┌─ STORED ROWS

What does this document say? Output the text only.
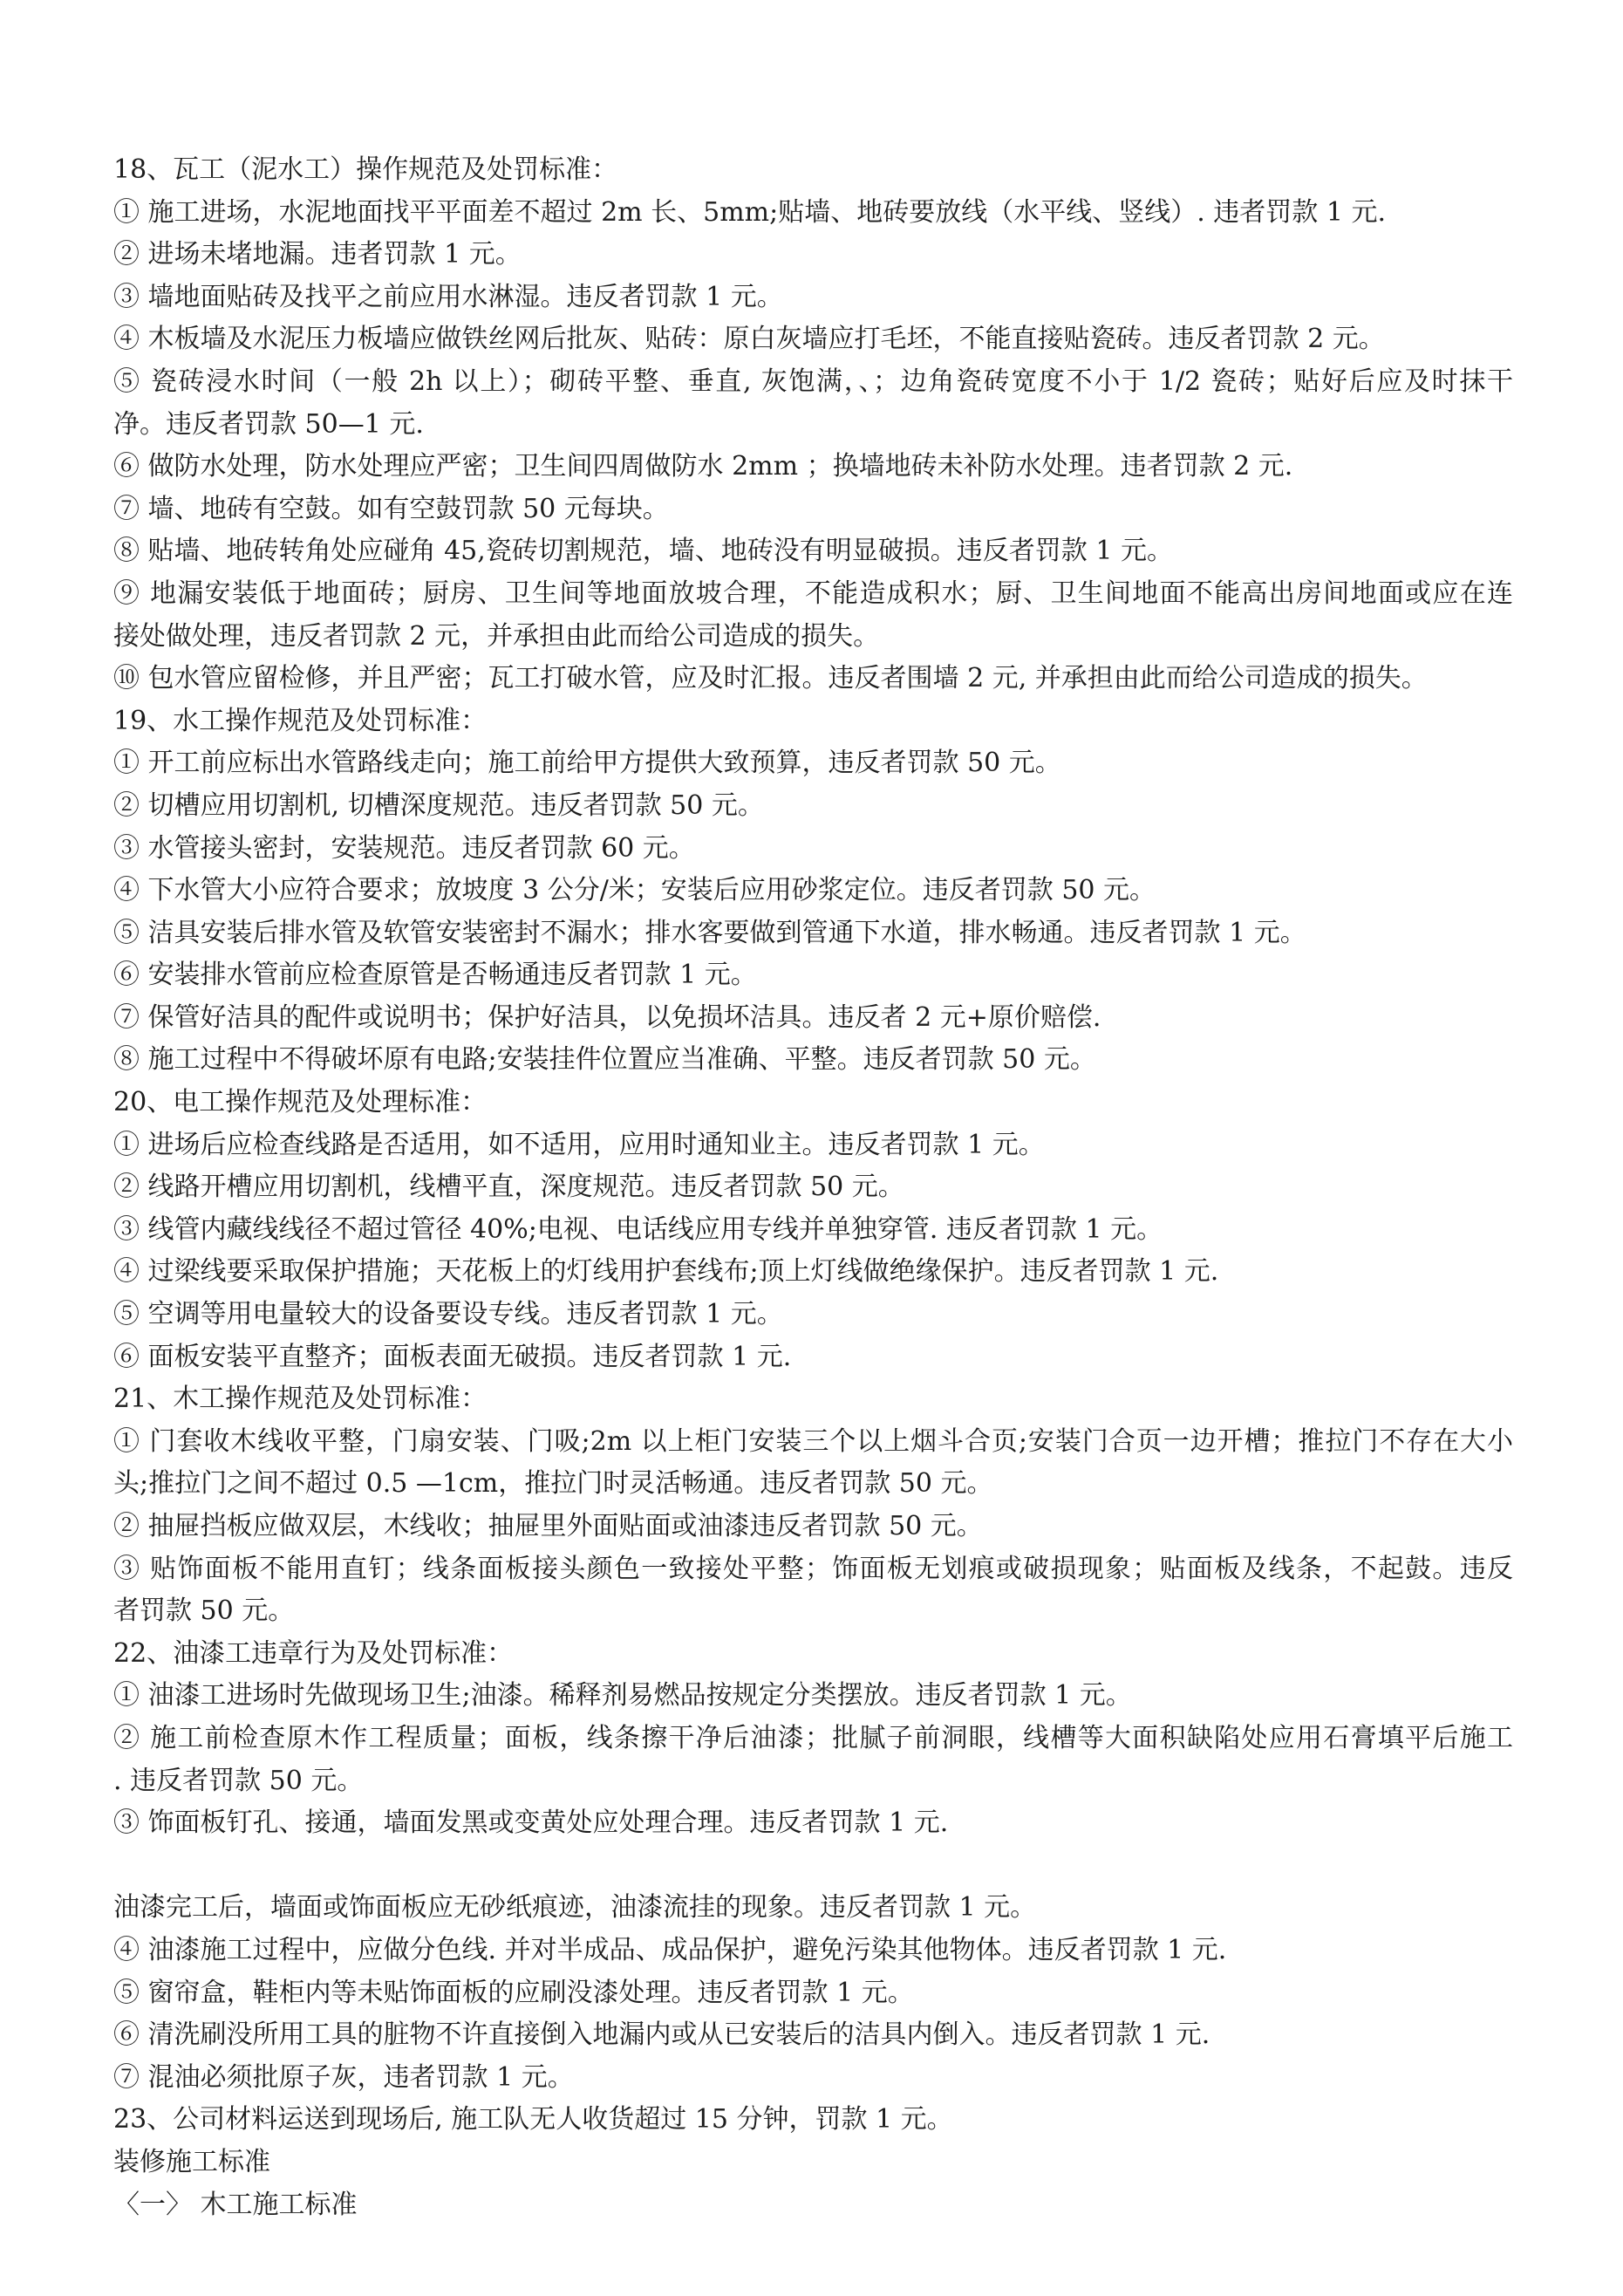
18、瓦工（泥水工）操作规范及处罚标准：
① 施工进场，水泥地面找平平面差不超过 2m 长、5mm;贴墙、地砖要放线（水平线、竖线）. 违者罚款 1 元.
② 进场未堵地漏。违者罚款 1 元。
③ 墙地面贴砖及找平之前应用水淋湿。违反者罚款 1 元。
④ 木板墙及水泥压力板墙应做铁丝网后批灰、贴砖：原白灰墙应打毛坯，不能直接贴瓷砖。违反者罚款 2 元。
⑤ 瓷砖浸水时间（一般 2h 以上）；砌砖平整、垂直, 灰饱满，、；边角瓷砖宽度不小于 1/2 瓷砖；贴好后应及时抹干
净。违反者罚款 50—1 元.
⑥ 做防水处理，防水处理应严密；卫生间四周做防水 2mm ；换墙地砖未补防水处理。违者罚款 2 元.
⑦ 墙、地砖有空鼓。如有空鼓罚款 50 元每块。
⑧ 贴墙、地砖转角处应碰角 45,瓷砖切割规范，墙、地砖没有明显破损。违反者罚款 1 元。
⑨ 地漏安装低于地面砖；厨房、卫生间等地面放坡合理，不能造成积水；厨、卫生间地面不能高出房间地面或应在连
接处做处理，违反者罚款 2 元，并承担由此而给公司造成的损失。
⑩ 包水管应留检修，并且严密；瓦工打破水管，应及时汇报。违反者围墙 2 元, 并承担由此而给公司造成的损失。
19、水工操作规范及处罚标准：
① 开工前应标出水管路线走向；施工前给甲方提供大致预算，违反者罚款 50 元。
② 切槽应用切割机, 切槽深度规范。违反者罚款 50 元。
③ 水管接头密封，安装规范。违反者罚款 60 元。
④ 下水管大小应符合要求；放坡度 3 公分/米；安装后应用砂浆定位。违反者罚款 50 元。
⑤ 洁具安装后排水管及软管安装密封不漏水；排水客要做到管通下水道，排水畅通。违反者罚款 1 元。
⑥ 安装排水管前应检查原管是否畅通违反者罚款 1 元。
⑦ 保管好洁具的配件或说明书；保护好洁具，以免损坏洁具。违反者 2 元+原价赔偿.
⑧ 施工过程中不得破坏原有电路;安装挂件位置应当准确、平整。违反者罚款 50 元。
20、电工操作规范及处理标准：
① 进场后应检查线路是否适用，如不适用，应用时通知业主。违反者罚款 1 元。
② 线路开槽应用切割机，线槽平直，深度规范。违反者罚款 50 元。
③ 线管内藏线线径不超过管径 40%;电视、电话线应用专线并单独穿管. 违反者罚款 1 元。
④ 过梁线要采取保护措施；天花板上的灯线用护套线布;顶上灯线做绝缘保护。违反者罚款 1 元.
⑤ 空调等用电量较大的设备要设专线。违反者罚款 1 元。
⑥ 面板安装平直整齐；面板表面无破损。违反者罚款 1 元.
21、木工操作规范及处罚标准：
① 门套收木线收平整，门扇安装、门吸;2m 以上柜门安装三个以上烟斗合页;安装门合页一边开槽；推拉门不存在大小
头;推拉门之间不超过 0.5 —1cm，推拉门时灵活畅通。违反者罚款 50 元。
② 抽屉挡板应做双层，木线收；抽屉里外面贴面或油漆违反者罚款 50 元。
③ 贴饰面板不能用直钉；线条面板接头颜色一致接处平整；饰面板无划痕或破损现象；贴面板及线条，不起鼓。违反
者罚款 50 元。
22、油漆工违章行为及处罚标准：
① 油漆工进场时先做现场卫生;油漆。稀释剂易燃品按规定分类摆放。违反者罚款 1 元。
② 施工前检查原木作工程质量；面板，线条擦干净后油漆；批腻子前洞眼，线槽等大面积缺陷处应用石膏填平后施工
. 违反者罚款 50 元。
③ 饰面板钉孔、接通，墙面发黑或变黄处应处理合理。违反者罚款 1 元.
油漆完工后，墙面或饰面板应无砂纸痕迹，油漆流挂的现象。违反者罚款 1 元。
④ 油漆施工过程中，应做分色线. 并对半成品、成品保护，避免污染其他物体。违反者罚款 1 元.
⑤ 窗帘盒，鞋柜内等未贴饰面板的应刷没漆处理。违反者罚款 1 元。
⑥ 清洗刷没所用工具的脏物不许直接倒入地漏内或从已安装后的洁具内倒入。违反者罚款 1 元.
⑦ 混油必须批原子灰，违者罚款 1 元。
23、公司材料运送到现场后, 施工队无人收货超过 15 分钟，罚款 1 元。
装修施工标准
〈一〉 木工施工标准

└─

▸ **EXERCISE**:
Show the lines of the material that contain the word "违者罚款".

▸ **COMPLETED EXERCISE**:
① 施工进场，水泥地面找平平面差不超过 2m 长、5mm;贴墙、地砖要放线（水平线、竖线）. 违者罚款 1 元.
② 进场未堵地漏。违者罚款 1 元。
⑥ 做防水处理，防水处理应严密；卫生间四周做防水 2mm ；换墙地砖未补防水处理。违者罚款 2 元.
⑦ 混油必须批原子灰，违者罚款 1 元。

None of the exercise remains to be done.